_What is being asked_.
Reproduce word for word the part of the Actinic review starting with "All in all this" and going on through "done Actinic !".

_Document excerpt_.
┌──

When setting up your company details in Actinic Business there is now a ‘Returns Policy’ tab where you can enter some text defining your returns policy. The previous versions of Catalog and Business all had a search facility on the web site, but version 5 now allows you to customise this functionality to a large extent. You can allow price band searches, decide which pages the search option appears on, what properties of a product are going to be searchable and also how the search results will appear. This all adds up to a very customisable search engine, which seems to work very well.
All in all this upgrade is a major leap for Actinic, they have fixed the mess that was version 4, but rather than just take the easy option and release a bug fix disguised as an upgrade, they have gone much further and added a lot of very useful new features and functionality. By listening to customer feedback and acting on it Actinic have created a product that is much easier to set up, customise and run. Without a doubt it is a must look at, if you are considering setting up an e-commerce web site and want more than many of the competition are offering. Well done Actinic !

└──

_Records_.

┌──

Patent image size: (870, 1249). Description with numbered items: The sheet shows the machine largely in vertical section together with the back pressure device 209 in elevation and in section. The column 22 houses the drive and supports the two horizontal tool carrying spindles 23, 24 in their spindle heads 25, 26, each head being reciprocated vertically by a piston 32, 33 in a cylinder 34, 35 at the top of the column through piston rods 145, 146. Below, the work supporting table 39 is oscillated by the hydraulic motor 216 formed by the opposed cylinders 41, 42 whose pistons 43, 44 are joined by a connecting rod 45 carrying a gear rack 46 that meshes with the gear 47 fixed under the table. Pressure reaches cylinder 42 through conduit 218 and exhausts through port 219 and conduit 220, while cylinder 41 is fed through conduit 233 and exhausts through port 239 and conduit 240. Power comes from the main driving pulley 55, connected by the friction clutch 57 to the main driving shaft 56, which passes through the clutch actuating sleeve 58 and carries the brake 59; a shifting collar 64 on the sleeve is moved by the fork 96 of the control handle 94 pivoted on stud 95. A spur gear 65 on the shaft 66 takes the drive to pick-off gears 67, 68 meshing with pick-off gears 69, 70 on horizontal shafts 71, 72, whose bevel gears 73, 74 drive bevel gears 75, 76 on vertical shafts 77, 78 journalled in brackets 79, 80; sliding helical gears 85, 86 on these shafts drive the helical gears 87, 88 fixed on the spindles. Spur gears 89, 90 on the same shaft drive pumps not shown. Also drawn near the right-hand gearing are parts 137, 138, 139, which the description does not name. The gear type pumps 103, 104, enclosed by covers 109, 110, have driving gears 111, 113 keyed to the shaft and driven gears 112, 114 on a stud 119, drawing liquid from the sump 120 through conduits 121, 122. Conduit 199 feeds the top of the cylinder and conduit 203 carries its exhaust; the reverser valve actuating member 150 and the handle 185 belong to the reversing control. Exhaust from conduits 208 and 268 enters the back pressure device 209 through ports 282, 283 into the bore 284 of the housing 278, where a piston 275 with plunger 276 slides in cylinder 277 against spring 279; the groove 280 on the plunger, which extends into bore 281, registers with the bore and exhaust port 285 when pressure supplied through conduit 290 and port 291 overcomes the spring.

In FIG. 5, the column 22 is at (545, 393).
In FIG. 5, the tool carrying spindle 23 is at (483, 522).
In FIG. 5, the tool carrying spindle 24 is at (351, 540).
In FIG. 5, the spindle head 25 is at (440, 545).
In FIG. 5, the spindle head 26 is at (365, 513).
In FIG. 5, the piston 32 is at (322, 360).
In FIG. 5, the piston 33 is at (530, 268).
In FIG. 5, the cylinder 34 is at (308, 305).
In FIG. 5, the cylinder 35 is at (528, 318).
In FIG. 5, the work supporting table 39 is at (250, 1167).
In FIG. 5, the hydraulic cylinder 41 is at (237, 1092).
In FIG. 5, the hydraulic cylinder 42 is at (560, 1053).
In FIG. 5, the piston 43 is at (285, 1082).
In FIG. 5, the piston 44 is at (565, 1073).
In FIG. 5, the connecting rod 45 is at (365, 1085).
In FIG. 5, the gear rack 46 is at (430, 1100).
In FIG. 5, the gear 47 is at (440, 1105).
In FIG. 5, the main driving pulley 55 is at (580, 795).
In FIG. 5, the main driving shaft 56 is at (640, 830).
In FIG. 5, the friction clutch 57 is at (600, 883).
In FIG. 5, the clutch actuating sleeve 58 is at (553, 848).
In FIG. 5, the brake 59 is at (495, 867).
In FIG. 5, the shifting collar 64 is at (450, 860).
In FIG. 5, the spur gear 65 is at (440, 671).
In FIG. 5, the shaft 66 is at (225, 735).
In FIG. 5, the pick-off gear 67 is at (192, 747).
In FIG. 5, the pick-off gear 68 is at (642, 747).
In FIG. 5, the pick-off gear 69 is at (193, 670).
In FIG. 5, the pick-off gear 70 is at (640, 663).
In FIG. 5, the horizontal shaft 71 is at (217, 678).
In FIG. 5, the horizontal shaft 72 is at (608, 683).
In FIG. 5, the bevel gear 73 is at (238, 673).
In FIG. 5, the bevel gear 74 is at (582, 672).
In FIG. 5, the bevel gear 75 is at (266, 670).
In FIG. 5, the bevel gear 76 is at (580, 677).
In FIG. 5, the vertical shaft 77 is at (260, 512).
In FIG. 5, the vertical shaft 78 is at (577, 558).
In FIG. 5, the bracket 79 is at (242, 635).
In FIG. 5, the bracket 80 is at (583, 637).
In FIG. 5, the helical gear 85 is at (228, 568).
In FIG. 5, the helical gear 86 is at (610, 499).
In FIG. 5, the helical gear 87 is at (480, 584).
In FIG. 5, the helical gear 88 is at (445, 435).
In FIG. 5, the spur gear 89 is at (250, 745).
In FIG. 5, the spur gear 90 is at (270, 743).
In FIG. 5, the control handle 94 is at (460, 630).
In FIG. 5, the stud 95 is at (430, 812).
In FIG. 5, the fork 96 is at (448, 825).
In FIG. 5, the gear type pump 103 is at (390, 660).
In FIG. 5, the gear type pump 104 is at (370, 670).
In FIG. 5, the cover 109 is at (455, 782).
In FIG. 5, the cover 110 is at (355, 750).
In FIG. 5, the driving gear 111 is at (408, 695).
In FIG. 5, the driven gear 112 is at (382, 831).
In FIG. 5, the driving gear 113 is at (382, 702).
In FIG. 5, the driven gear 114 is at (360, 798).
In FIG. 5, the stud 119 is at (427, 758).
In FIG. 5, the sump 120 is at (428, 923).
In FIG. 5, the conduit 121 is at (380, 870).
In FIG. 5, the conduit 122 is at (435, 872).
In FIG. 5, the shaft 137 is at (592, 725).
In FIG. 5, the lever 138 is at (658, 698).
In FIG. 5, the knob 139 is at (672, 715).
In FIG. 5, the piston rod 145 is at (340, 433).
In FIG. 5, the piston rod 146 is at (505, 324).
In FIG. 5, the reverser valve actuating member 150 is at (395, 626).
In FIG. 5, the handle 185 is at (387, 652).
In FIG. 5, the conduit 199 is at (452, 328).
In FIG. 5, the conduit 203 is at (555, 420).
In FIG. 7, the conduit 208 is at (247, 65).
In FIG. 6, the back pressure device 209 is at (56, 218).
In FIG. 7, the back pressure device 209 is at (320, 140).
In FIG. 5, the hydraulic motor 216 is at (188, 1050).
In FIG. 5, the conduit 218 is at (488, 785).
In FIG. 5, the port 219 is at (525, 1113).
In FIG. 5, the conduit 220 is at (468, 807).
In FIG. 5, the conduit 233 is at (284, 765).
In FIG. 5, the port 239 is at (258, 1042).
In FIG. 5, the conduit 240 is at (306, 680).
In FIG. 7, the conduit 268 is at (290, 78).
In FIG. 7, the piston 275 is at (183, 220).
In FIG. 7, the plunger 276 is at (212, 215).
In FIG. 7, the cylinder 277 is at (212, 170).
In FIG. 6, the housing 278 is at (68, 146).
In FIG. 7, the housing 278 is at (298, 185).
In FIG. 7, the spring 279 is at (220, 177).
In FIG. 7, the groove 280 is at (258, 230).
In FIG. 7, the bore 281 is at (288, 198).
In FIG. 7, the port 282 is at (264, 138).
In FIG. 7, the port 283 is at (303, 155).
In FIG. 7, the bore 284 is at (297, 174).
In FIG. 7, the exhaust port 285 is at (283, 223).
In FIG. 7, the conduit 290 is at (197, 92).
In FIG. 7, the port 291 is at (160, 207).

└──

_Output of the task_.
All in all this upgrade is a major leap for Actinic, they have fixed the mess that was version 4, but rather than just take the easy option and release a bug fix disguised as an upgrade, they have gone much further and added a lot of very useful new features and functionality. By listening to customer feedback and acting on it Actinic have created a product that is much easier to set up, customise and run. Without a doubt it is a must look at, if you are considering setting up an e-commerce web site and want more than many of the competition are offering. Well done Actinic !